Job
Please write out the complete listing that follows, exactly as it reads.

____________________

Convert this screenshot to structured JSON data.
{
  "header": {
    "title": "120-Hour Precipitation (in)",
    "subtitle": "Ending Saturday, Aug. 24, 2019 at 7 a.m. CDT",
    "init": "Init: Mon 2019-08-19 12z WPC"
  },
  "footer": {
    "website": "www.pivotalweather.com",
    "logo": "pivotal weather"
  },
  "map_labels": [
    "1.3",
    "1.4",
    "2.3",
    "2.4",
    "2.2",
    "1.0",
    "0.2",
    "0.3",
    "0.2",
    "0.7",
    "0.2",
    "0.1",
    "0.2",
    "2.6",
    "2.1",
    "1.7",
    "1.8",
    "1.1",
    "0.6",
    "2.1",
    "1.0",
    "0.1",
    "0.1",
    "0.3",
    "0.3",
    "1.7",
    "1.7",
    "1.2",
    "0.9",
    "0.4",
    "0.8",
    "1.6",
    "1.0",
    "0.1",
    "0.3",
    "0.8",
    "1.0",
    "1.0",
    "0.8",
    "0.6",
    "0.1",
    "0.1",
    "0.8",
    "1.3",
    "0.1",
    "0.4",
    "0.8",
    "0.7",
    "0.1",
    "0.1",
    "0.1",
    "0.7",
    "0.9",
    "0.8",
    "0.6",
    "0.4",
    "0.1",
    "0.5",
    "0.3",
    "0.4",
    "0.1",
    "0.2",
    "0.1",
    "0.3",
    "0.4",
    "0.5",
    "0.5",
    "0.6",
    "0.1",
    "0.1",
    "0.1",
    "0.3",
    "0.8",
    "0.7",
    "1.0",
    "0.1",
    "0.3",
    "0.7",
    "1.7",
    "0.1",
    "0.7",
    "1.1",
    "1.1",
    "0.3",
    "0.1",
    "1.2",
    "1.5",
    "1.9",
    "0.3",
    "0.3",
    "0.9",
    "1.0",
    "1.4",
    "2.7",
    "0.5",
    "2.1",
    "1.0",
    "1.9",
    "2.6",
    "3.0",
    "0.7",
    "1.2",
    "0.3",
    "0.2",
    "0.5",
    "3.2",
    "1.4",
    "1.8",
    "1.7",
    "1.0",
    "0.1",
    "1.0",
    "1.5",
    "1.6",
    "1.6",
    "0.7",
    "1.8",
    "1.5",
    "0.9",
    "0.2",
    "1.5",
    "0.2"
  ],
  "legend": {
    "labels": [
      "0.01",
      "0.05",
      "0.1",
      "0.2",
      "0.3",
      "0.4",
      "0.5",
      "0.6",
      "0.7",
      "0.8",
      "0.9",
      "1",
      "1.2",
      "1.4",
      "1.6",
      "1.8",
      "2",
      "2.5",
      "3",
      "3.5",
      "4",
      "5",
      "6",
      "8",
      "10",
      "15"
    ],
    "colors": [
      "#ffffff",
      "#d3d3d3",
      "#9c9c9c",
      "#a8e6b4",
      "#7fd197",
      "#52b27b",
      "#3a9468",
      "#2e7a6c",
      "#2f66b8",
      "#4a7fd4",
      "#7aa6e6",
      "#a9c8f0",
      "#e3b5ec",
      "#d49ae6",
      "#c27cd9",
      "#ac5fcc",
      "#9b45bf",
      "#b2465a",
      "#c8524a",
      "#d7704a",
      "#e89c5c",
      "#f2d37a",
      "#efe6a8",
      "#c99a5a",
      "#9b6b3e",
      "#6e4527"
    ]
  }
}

____________________

Result for this task
Convert this screenshot to structured JSON data.
{
  "header": {
    "title": "120-Hour Precipitation (in)",
    "subtitle": "Ending Saturday, Aug. 24, 2019 at 7 a.m. CDT",
    "init": "Init: Mon 2019-08-19 12z WPC"
  },
  "footer": {
    "website": "www.pivotalweather.com",
    "logo": "pivotal weather"
  },
  "map_labels": [
    "1.3",
    "1.4",
    "2.3",
    "2.4",
    "2.2",
    "1.0",
    "0.2",
    "0.3",
    "0.2",
    "0.7",
    "0.2",
    "0.1",
    "0.2",
    "2.6",
    "2.1",
    "1.7",
    "1.8",
    "1.1",
    "0.6",
    "2.1",
    "1.0",
    "0.1",
    "0.1",
    "0.3",
    "0.3",
    "1.7",
    "1.7",
    "1.2",
    "0.9",
    "0.4",
    "0.8",
    "1.6",
    "1.0",
    "0.1",
    "0.3",
    "0.8",
    "1.0",
    "1.0",
    "0.8",
    "0.6",
    "0.1",
    "0.1",
    "0.8",
    "1.3",
    "0.1",
    "0.4",
    "0.8",
    "0.7",
    "0.1",
    "0.1",
    "0.1",
    "0.7",
    "0.9",
    "0.8",
    "0.6",
    "0.4",
    "0.1",
    "0.5",
    "0.3",
    "0.4",
    "0.1",
    "0.2",
    "0.1",
    "0.3",
    "0.4",
    "0.5",
    "0.5",
    "0.6",
    "0.1",
    "0.1",
    "0.1",
    "0.3",
    "0.8",
    "0.7",
    "1.0",
    "0.1",
    "0.3",
    "0.7",
    "1.7",
    "0.1",
    "0.7",
    "1.1",
    "1.1",
    "0.3",
    "0.1",
    "1.2",
    "1.5",
    "1.9",
    "0.3",
    "0.3",
    "0.9",
    "1.0",
    "1.4",
    "2.7",
    "0.5",
    "2.1",
    "1.0",
    "1.9",
    "2.6",
    "3.0",
    "0.7",
    "1.2",
    "0.3",
    "0.2",
    "0.5",
    "3.2",
    "1.4",
    "1.8",
    "1.7",
    "1.0",
    "0.1",
    "1.0",
    "1.5",
    "1.6",
    "1.6",
    "0.7",
    "1.8",
    "1.5",
    "0.9",
    "0.2",
    "1.5",
    "0.2"
  ],
  "legend": {
    "labels": [
      "0.01",
      "0.05",
      "0.1",
      "0.2",
      "0.3",
      "0.4",
      "0.5",
      "0.6",
      "0.7",
      "0.8",
      "0.9",
      "1",
      "1.2",
      "1.4",
      "1.6",
      "1.8",
      "2",
      "2.5",
      "3",
      "3.5",
      "4",
      "5",
      "6",
      "8",
      "10",
      "15"
    ],
    "colors": [
      "#ffffff",
      "#d3d3d3",
      "#9c9c9c",
      "#a8e6b4",
      "#7fd197",
      "#52b27b",
      "#3a9468",
      "#2e7a6c",
      "#2f66b8",
      "#4a7fd4",
      "#7aa6e6",
      "#a9c8f0",
      "#e3b5ec",
      "#d49ae6",
      "#c27cd9",
      "#ac5fcc",
      "#9b45bf",
      "#b2465a",
      "#c8524a",
      "#d7704a",
      "#e89c5c",
      "#f2d37a",
      "#efe6a8",
      "#c99a5a",
      "#9b6b3e",
      "#6e4527"
    ]
  }
}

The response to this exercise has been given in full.